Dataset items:
--- Begin ---
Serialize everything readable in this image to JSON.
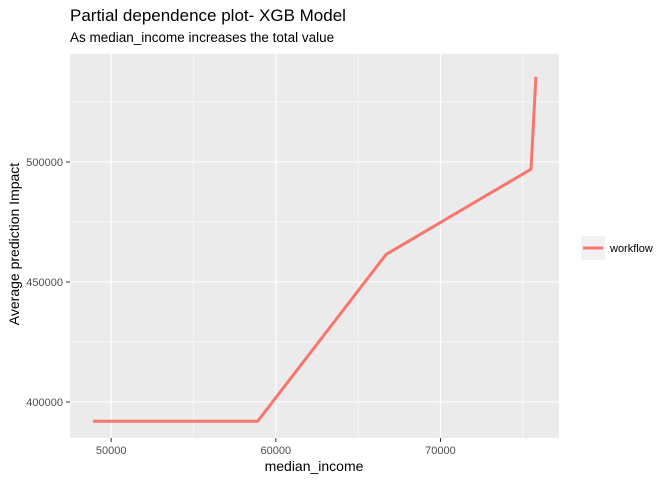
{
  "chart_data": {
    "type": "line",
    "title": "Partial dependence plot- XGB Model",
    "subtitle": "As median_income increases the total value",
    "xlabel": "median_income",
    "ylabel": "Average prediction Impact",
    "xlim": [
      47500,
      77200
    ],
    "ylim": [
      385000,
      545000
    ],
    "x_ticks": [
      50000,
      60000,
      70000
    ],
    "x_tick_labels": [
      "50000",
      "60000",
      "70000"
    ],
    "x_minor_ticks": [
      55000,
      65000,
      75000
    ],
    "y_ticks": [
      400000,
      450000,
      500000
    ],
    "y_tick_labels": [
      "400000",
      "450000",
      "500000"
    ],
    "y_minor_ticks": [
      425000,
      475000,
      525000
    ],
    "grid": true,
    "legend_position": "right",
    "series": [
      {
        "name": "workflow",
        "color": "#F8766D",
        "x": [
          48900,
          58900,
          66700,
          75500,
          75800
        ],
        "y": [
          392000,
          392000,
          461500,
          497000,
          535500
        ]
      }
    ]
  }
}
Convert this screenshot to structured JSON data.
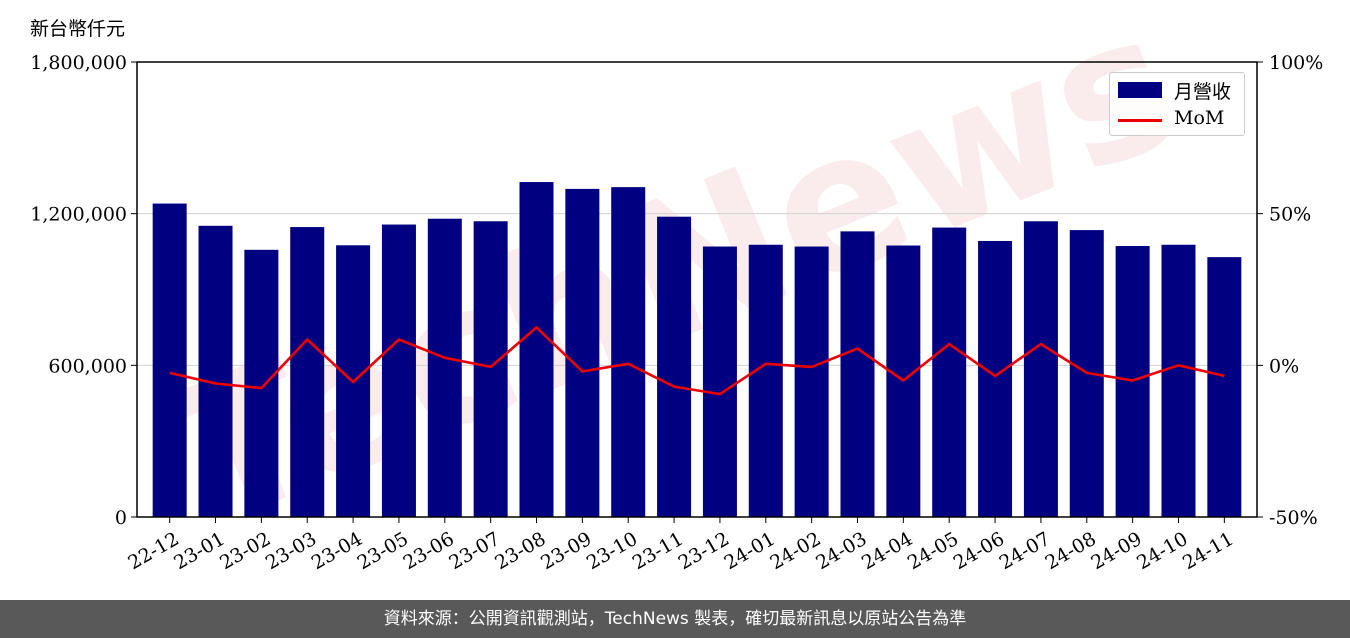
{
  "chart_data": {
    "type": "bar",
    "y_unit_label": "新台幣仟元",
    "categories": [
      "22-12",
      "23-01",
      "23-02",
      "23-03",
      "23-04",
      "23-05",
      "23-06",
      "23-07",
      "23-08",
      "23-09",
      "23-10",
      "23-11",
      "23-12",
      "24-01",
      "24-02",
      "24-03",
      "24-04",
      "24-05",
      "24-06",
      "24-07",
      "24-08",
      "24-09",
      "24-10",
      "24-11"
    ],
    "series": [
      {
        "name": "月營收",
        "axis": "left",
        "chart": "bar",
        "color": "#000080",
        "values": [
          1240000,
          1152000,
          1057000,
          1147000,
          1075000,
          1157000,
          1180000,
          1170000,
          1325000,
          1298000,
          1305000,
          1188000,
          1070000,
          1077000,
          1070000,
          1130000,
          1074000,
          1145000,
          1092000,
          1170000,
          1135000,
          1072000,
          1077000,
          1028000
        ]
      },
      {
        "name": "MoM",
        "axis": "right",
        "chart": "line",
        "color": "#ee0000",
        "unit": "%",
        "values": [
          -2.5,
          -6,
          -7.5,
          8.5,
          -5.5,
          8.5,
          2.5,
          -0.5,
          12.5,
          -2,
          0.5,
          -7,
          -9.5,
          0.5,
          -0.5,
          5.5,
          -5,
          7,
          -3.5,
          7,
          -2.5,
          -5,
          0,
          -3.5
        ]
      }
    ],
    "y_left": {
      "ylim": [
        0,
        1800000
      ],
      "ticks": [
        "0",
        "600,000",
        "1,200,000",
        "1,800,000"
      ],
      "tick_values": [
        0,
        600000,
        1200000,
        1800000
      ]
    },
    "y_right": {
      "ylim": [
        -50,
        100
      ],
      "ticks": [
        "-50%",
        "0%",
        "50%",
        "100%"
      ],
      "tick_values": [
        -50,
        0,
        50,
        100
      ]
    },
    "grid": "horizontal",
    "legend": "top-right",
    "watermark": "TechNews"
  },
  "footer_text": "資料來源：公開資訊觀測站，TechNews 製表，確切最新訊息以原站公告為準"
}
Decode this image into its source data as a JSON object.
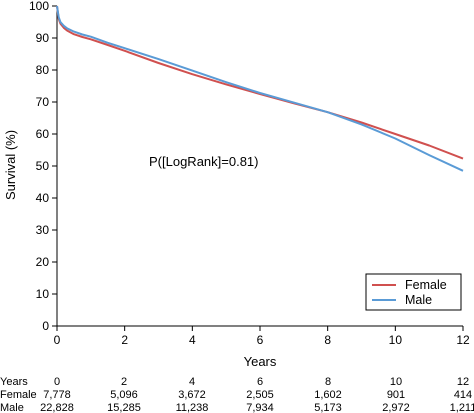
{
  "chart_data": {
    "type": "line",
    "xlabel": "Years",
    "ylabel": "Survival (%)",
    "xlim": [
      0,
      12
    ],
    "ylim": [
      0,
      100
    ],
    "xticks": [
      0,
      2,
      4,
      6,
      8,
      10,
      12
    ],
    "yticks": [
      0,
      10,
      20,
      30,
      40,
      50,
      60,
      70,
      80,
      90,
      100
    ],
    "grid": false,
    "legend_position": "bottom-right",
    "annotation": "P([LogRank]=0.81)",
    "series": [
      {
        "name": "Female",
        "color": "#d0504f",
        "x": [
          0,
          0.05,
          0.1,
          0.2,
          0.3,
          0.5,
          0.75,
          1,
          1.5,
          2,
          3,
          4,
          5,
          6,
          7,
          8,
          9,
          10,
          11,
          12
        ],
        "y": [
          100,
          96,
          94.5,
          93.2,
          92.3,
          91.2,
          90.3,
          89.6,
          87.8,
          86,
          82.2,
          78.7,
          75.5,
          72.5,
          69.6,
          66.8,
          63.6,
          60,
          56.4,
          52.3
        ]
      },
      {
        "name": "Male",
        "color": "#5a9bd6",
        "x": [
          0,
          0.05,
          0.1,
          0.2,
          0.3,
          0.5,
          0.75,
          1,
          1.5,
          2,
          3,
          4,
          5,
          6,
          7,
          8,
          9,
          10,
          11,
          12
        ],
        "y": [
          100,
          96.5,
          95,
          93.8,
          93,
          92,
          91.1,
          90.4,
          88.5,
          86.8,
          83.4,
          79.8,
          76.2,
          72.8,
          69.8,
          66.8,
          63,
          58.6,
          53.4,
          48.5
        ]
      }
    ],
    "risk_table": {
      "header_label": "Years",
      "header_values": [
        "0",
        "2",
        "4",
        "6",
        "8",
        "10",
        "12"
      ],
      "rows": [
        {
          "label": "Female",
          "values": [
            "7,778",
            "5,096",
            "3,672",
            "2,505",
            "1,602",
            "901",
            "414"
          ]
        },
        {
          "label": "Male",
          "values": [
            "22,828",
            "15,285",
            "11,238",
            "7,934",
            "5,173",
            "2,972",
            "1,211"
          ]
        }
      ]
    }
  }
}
--- End ---
--- Begin ---
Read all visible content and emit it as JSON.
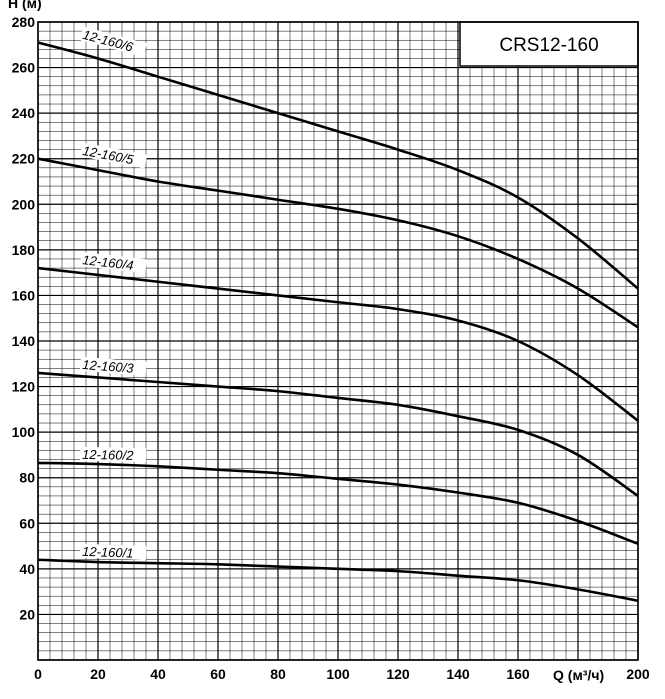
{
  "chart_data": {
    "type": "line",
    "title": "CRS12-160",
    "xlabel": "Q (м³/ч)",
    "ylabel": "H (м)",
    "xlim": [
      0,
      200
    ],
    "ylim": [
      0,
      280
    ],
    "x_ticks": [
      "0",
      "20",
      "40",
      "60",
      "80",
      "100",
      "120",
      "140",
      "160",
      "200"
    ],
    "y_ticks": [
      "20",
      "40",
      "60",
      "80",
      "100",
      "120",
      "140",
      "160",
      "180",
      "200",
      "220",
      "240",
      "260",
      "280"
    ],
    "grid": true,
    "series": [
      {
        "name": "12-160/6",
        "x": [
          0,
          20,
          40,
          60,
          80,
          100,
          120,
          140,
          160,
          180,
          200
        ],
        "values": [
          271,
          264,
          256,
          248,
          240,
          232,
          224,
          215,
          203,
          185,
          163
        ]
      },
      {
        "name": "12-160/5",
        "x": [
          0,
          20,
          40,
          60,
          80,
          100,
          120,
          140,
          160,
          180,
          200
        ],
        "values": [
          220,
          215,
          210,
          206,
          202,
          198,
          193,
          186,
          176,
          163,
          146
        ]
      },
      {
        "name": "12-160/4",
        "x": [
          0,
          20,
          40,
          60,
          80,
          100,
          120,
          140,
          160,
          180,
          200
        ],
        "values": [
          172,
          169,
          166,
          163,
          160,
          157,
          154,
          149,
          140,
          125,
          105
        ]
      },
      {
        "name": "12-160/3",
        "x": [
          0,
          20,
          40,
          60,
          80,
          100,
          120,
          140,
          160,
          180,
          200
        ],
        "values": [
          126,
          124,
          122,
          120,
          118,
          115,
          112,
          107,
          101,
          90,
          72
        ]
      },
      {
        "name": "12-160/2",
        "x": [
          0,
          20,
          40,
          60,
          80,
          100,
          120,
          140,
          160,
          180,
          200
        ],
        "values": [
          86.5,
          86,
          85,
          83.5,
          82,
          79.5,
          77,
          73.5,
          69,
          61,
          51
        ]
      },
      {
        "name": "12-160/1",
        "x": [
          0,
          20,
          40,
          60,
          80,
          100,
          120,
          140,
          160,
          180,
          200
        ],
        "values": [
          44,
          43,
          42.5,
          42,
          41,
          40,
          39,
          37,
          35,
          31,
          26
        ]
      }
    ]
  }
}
--- End ---
» THE PROBLEM
Tally the lines in the entries above that hold the word "ylabel". Reply with nothing but that count.

» SOLVED EXERCISE
3